Required work: Find how many lines hold the word "élément". Give only the number.

Data to process:
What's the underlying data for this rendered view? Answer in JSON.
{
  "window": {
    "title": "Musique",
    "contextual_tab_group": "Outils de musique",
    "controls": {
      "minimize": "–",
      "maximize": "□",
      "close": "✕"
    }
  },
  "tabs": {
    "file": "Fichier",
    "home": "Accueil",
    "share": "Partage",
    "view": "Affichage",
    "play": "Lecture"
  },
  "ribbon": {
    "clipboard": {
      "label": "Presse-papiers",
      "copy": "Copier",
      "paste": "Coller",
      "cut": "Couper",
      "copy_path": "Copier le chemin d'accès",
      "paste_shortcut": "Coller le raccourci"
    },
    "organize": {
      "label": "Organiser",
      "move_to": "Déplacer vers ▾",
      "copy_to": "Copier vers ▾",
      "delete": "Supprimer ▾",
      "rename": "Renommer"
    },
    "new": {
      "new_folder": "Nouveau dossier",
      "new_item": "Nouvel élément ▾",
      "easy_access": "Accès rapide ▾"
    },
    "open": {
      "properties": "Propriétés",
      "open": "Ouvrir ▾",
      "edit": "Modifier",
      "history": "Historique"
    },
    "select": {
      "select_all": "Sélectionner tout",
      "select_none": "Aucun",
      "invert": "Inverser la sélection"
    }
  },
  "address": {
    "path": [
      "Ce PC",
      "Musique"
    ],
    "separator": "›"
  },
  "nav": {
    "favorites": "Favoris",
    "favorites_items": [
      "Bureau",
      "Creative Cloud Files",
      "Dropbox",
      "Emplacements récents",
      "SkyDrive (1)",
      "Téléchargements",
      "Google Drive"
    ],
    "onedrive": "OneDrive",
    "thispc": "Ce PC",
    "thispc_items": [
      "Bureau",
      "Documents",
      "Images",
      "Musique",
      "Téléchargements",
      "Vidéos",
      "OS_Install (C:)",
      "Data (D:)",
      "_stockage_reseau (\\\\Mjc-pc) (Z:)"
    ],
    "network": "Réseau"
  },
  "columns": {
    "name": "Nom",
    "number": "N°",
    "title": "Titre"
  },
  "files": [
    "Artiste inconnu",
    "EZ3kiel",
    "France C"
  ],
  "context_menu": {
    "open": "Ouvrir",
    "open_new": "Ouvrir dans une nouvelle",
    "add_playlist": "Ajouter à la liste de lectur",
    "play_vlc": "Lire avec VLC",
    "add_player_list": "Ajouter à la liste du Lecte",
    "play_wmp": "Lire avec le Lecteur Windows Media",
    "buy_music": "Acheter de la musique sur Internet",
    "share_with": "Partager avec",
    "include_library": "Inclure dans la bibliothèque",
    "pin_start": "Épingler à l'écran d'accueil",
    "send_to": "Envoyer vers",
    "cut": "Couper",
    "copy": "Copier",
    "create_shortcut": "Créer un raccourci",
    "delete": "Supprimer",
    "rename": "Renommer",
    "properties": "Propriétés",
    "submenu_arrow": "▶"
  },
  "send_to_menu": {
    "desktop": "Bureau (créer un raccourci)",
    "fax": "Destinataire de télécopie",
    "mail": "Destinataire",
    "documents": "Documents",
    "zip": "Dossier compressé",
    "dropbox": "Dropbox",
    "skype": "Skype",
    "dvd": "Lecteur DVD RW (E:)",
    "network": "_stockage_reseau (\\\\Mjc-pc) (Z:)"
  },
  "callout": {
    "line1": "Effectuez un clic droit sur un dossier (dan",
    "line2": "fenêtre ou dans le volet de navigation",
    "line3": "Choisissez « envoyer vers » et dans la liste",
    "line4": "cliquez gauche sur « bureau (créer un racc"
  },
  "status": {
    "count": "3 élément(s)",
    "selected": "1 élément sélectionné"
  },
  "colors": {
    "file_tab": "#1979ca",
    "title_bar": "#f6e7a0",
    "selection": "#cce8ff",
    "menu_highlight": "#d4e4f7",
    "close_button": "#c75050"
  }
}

Output of the exercise: 3